- INPUT ROWS:
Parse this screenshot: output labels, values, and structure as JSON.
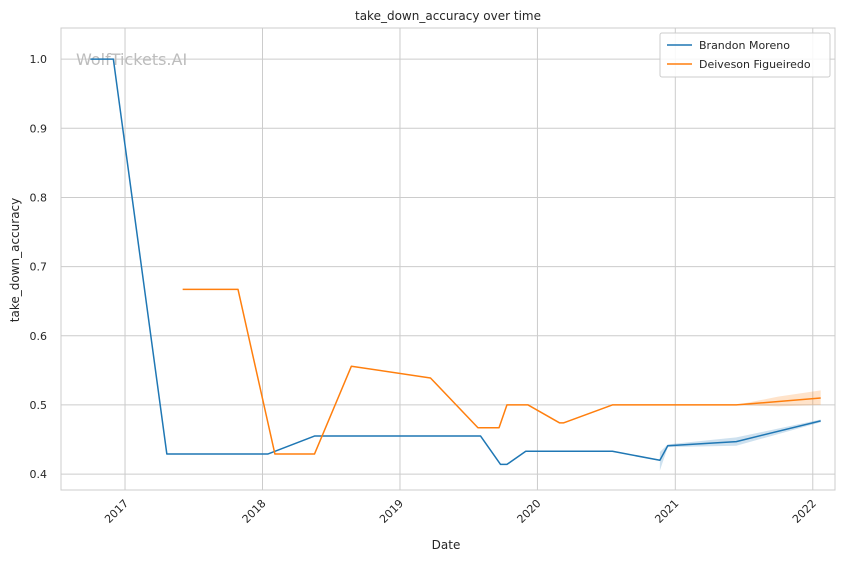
{
  "chart_data": {
    "type": "line",
    "title": "take_down_accuracy over time",
    "xlabel": "Date",
    "ylabel": "take_down_accuracy",
    "watermark": "WolfTickets.AI",
    "xlim": [
      "2016-07-15",
      "2022-03-01"
    ],
    "ylim": [
      0.377,
      1.045
    ],
    "x_ticks": [
      {
        "date": "2017-01-01",
        "label": "2017"
      },
      {
        "date": "2018-01-01",
        "label": "2018"
      },
      {
        "date": "2019-01-01",
        "label": "2019"
      },
      {
        "date": "2020-01-01",
        "label": "2020"
      },
      {
        "date": "2021-01-01",
        "label": "2021"
      },
      {
        "date": "2022-01-01",
        "label": "2022"
      }
    ],
    "y_ticks": [
      {
        "value": 0.4,
        "label": "0.4"
      },
      {
        "value": 0.5,
        "label": "0.5"
      },
      {
        "value": 0.6,
        "label": "0.6"
      },
      {
        "value": 0.7,
        "label": "0.7"
      },
      {
        "value": 0.8,
        "label": "0.8"
      },
      {
        "value": 0.9,
        "label": "0.9"
      },
      {
        "value": 1.0,
        "label": "1.0"
      }
    ],
    "grid": true,
    "legend_position": "top-right",
    "series": [
      {
        "name": "Brandon Moreno",
        "color": "#1f77b4",
        "points": [
          {
            "x": "2016-10-01",
            "y": 1.0
          },
          {
            "x": "2016-12-01",
            "y": 1.0
          },
          {
            "x": "2017-04-22",
            "y": 0.429
          },
          {
            "x": "2018-01-15",
            "y": 0.429
          },
          {
            "x": "2018-05-19",
            "y": 0.455
          },
          {
            "x": "2019-08-03",
            "y": 0.455
          },
          {
            "x": "2019-09-25",
            "y": 0.414
          },
          {
            "x": "2019-10-12",
            "y": 0.414
          },
          {
            "x": "2019-12-01",
            "y": 0.433
          },
          {
            "x": "2020-07-18",
            "y": 0.433
          },
          {
            "x": "2020-11-21",
            "y": 0.42
          },
          {
            "x": "2020-12-12",
            "y": 0.441
          },
          {
            "x": "2021-06-12",
            "y": 0.447
          },
          {
            "x": "2022-01-22",
            "y": 0.477
          }
        ],
        "band": [
          {
            "x": "2020-11-21",
            "lo": 0.405,
            "hi": 0.432
          },
          {
            "x": "2020-12-12",
            "lo": 0.439,
            "hi": 0.443
          },
          {
            "x": "2021-06-12",
            "lo": 0.441,
            "hi": 0.453
          },
          {
            "x": "2022-01-22",
            "lo": 0.475,
            "hi": 0.479
          }
        ]
      },
      {
        "name": "Deiveson Figueiredo",
        "color": "#ff7f0e",
        "points": [
          {
            "x": "2017-06-03",
            "y": 0.667
          },
          {
            "x": "2017-10-28",
            "y": 0.667
          },
          {
            "x": "2018-02-03",
            "y": 0.429
          },
          {
            "x": "2018-05-19",
            "y": 0.429
          },
          {
            "x": "2018-08-25",
            "y": 0.556
          },
          {
            "x": "2019-03-23",
            "y": 0.539
          },
          {
            "x": "2019-07-27",
            "y": 0.467
          },
          {
            "x": "2019-09-21",
            "y": 0.467
          },
          {
            "x": "2019-10-12",
            "y": 0.5
          },
          {
            "x": "2019-12-07",
            "y": 0.5
          },
          {
            "x": "2020-02-29",
            "y": 0.474
          },
          {
            "x": "2020-03-10",
            "y": 0.474
          },
          {
            "x": "2020-07-18",
            "y": 0.5
          },
          {
            "x": "2021-06-12",
            "y": 0.5
          },
          {
            "x": "2022-01-22",
            "y": 0.51
          }
        ],
        "band": [
          {
            "x": "2021-06-12",
            "lo": 0.5,
            "hi": 0.5
          },
          {
            "x": "2021-10-01",
            "lo": 0.498,
            "hi": 0.512
          },
          {
            "x": "2022-01-22",
            "lo": 0.5,
            "hi": 0.521
          }
        ]
      }
    ]
  }
}
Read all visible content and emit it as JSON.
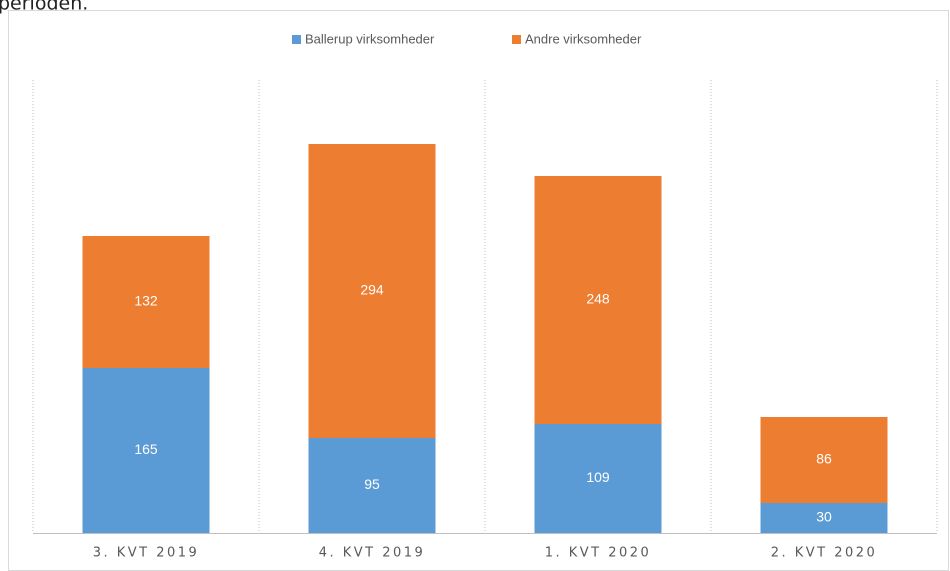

- AIM:
Filter the listing for the word "name" and copy every line that holds it.

- REPLY:
        "name": "Brandon Moreno",
        "name": "Deiveson Figueiredo",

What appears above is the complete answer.